## What is asked
For each line of the data below that holds "estén", copy the line.

--- Data supplied ---

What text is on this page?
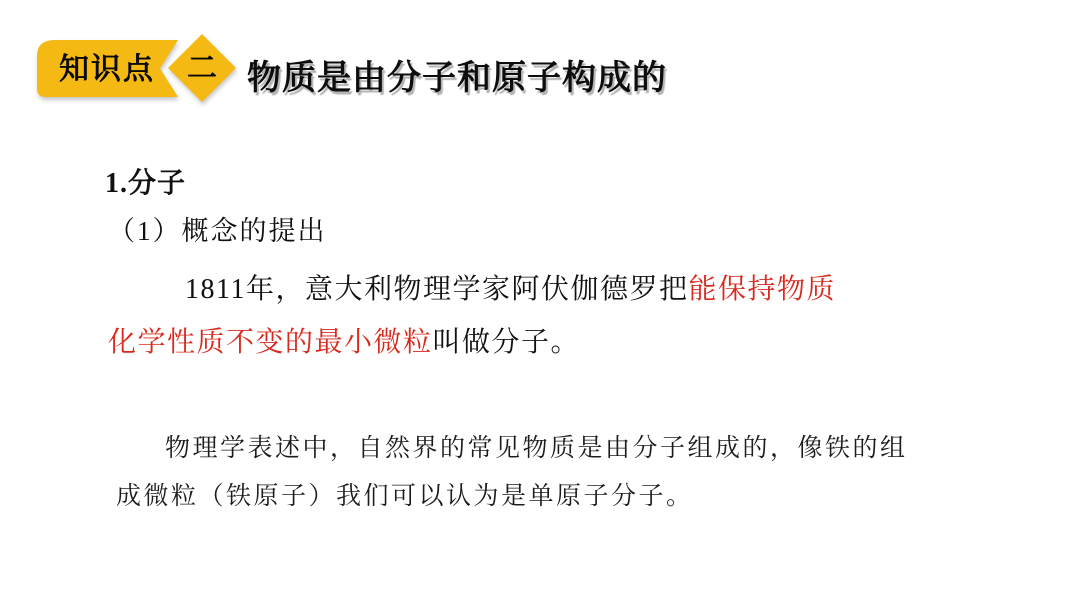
知识点 二 物质是由分子和原子构成的
1.分子
（1）概念的提出
1811年，意大利物理学家阿伏伽德罗把能保持物质
化学性质不变的最小微粒叫做分子。
物理学表述中，自然界的常见物质是由分子组成的，像铁的组
成微粒（铁原子）我们可以认为是单原子分子。
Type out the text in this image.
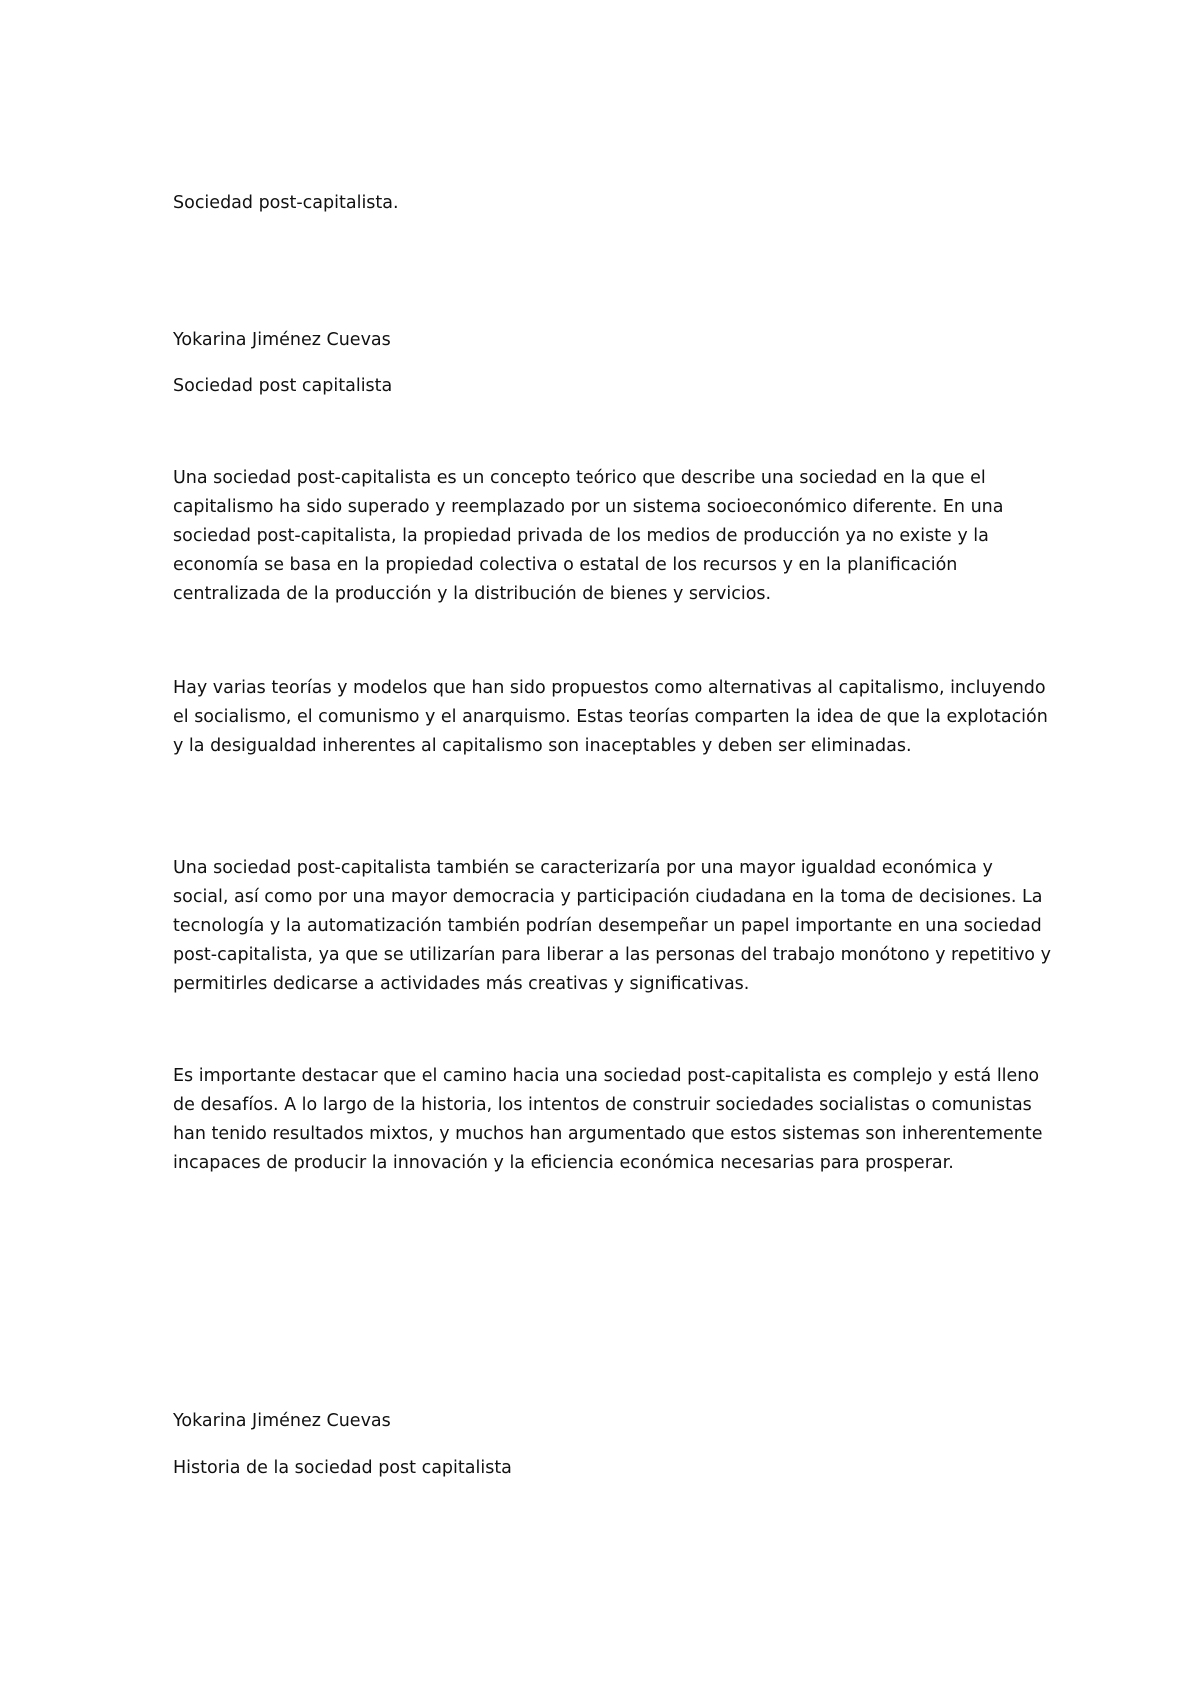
Sociedad post-capitalista.
Yokarina Jiménez Cuevas
Sociedad post capitalista

Una sociedad post-capitalista es un concepto teórico que describe una sociedad en la que el capitalismo ha sido superado y reemplazado por un sistema socioeconómico diferente. En una sociedad post-capitalista, la propiedad privada de los medios de producción ya no existe y la economía se basa en la propiedad colectiva o estatal de los recursos y en la planificación centralizada de la producción y la distribución de bienes y servicios.

Hay varias teorías y modelos que han sido propuestos como alternativas al capitalismo, incluyendo el socialismo, el comunismo y el anarquismo. Estas teorías comparten la idea de que la explotación y la desigualdad inherentes al capitalismo son inaceptables y deben ser eliminadas.

Una sociedad post-capitalista también se caracterizaría por una mayor igualdad económica y social, así como por una mayor democracia y participación ciudadana en la toma de decisiones. La tecnología y la automatización también podrían desempeñar un papel importante en una sociedad post-capitalista, ya que se utilizarían para liberar a las personas del trabajo monótono y repetitivo y permitirles dedicarse a actividades más creativas y significativas.

Es importante destacar que el camino hacia una sociedad post-capitalista es complejo y está lleno de desafíos. A lo largo de la historia, los intentos de construir sociedades socialistas o comunistas han tenido resultados mixtos, y muchos han argumentado que estos sistemas son inherentemente incapaces de producir la innovación y la eficiencia económica necesarias para prosperar.

Yokarina Jiménez Cuevas
Historia de la sociedad post capitalista
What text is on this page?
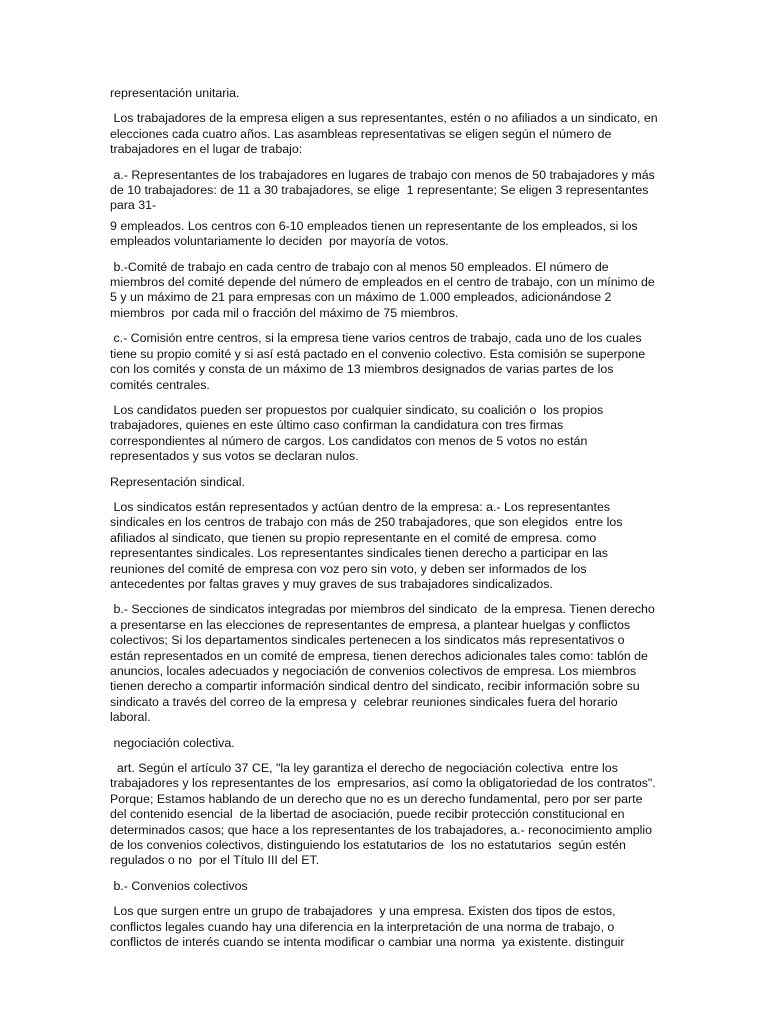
representación unitaria.

Los trabajadores de la empresa eligen a sus representantes, estén o no afiliados a un sindicato, en elecciones cada cuatro años. Las asambleas representativas se eligen según el número de trabajadores en el lugar de trabajo:

a.- Representantes de los trabajadores en lugares de trabajo con menos de 50 trabajadores y más de 10 trabajadores: de 11 a 30 trabajadores, se elige  1 representante; Se eligen 3 representantes para 31-

9 empleados. Los centros con 6-10 empleados tienen un representante de los empleados, si los empleados voluntariamente lo deciden  por mayoría de votos.

b.-Comité de trabajo en cada centro de trabajo con al menos 50 empleados. El número de miembros del comité depende del número de empleados en el centro de trabajo, con un mínimo de 5 y un máximo de 21 para empresas con un máximo de 1.000 empleados, adicionándose 2 miembros  por cada mil o fracción del máximo de 75 miembros.

c.- Comisión entre centros, si la empresa tiene varios centros de trabajo, cada uno de los cuales tiene su propio comité y si así está pactado en el convenio colectivo. Esta comisión se superpone con los comités y consta de un máximo de 13 miembros designados de varias partes de los  comités centrales.

Los candidatos pueden ser propuestos por cualquier sindicato, su coalición o  los propios trabajadores, quienes en este último caso confirman la candidatura con tres firmas correspondientes al número de cargos. Los candidatos con menos de 5 votos no están representados y sus votos se declaran nulos.

Representación sindical.

Los sindicatos están representados y actúan dentro de la empresa: a.- Los representantes sindicales en los centros de trabajo con más de 250 trabajadores, que son elegidos  entre los afiliados al sindicato, que tienen su propio representante en el comité de empresa. como representantes sindicales. Los representantes sindicales tienen derecho a participar en las reuniones del comité de empresa con voz pero sin voto, y deben ser informados de los antecedentes por faltas graves y muy graves de sus trabajadores sindicalizados.

b.- Secciones de sindicatos integradas por miembros del sindicato  de la empresa. Tienen derecho a presentarse en las elecciones de representantes de empresa, a plantear huelgas y conflictos colectivos; Si los departamentos sindicales pertenecen a los sindicatos más representativos o están representados en un comité de empresa, tienen derechos adicionales tales como: tablón de anuncios, locales adecuados y negociación de convenios colectivos de empresa. Los miembros tienen derecho a compartir información sindical dentro del sindicato, recibir información sobre su sindicato a través del correo de la empresa y  celebrar reuniones sindicales fuera del horario laboral.

negociación colectiva.

art. Según el artículo 37 CE, "la ley garantiza el derecho de negociación colectiva  entre los trabajadores y los representantes de los  empresarios, así como la obligatoriedad de los contratos". Porque; Estamos hablando de un derecho que no es un derecho fundamental, pero por ser parte del contenido esencial  de la libertad de asociación, puede recibir protección constitucional en determinados casos; que hace a los representantes de los trabajadores, a.- reconocimiento amplio de los convenios colectivos, distinguiendo los estatutarios de  los no estatutarios  según estén regulados o no  por el Título III del ET.

b.- Convenios colectivos

Los que surgen entre un grupo de trabajadores  y una empresa. Existen dos tipos de estos, conflictos legales cuando hay una diferencia en la interpretación de una norma de trabajo, o conflictos de interés cuando se intenta modificar o cambiar una norma  ya existente. distinguir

---

## Solved problem
Los trabajadores de la empresa eligen a sus representantes, estén o no afiliados a un sindicato, en elecciones cada cuatro años. Las asambleas representativas se eligen según el número de trabajadores en el lugar de trabajo:
art. Según el artículo 37 CE, "la ley garantiza el derecho de negociación colectiva  entre los trabajadores y los representantes de los  empresarios, así como la obligatoriedad de los contratos". Porque; Estamos hablando de un derecho que no es un derecho fundamental, pero por ser parte del contenido esencial  de la libertad de asociación, puede recibir protección constitucional en determinados casos; que hace a los representantes de los trabajadores, a.- reconocimiento amplio de los convenios colectivos, distinguiendo los estatutarios de  los no estatutarios  según estén regulados o no  por el Título III del ET.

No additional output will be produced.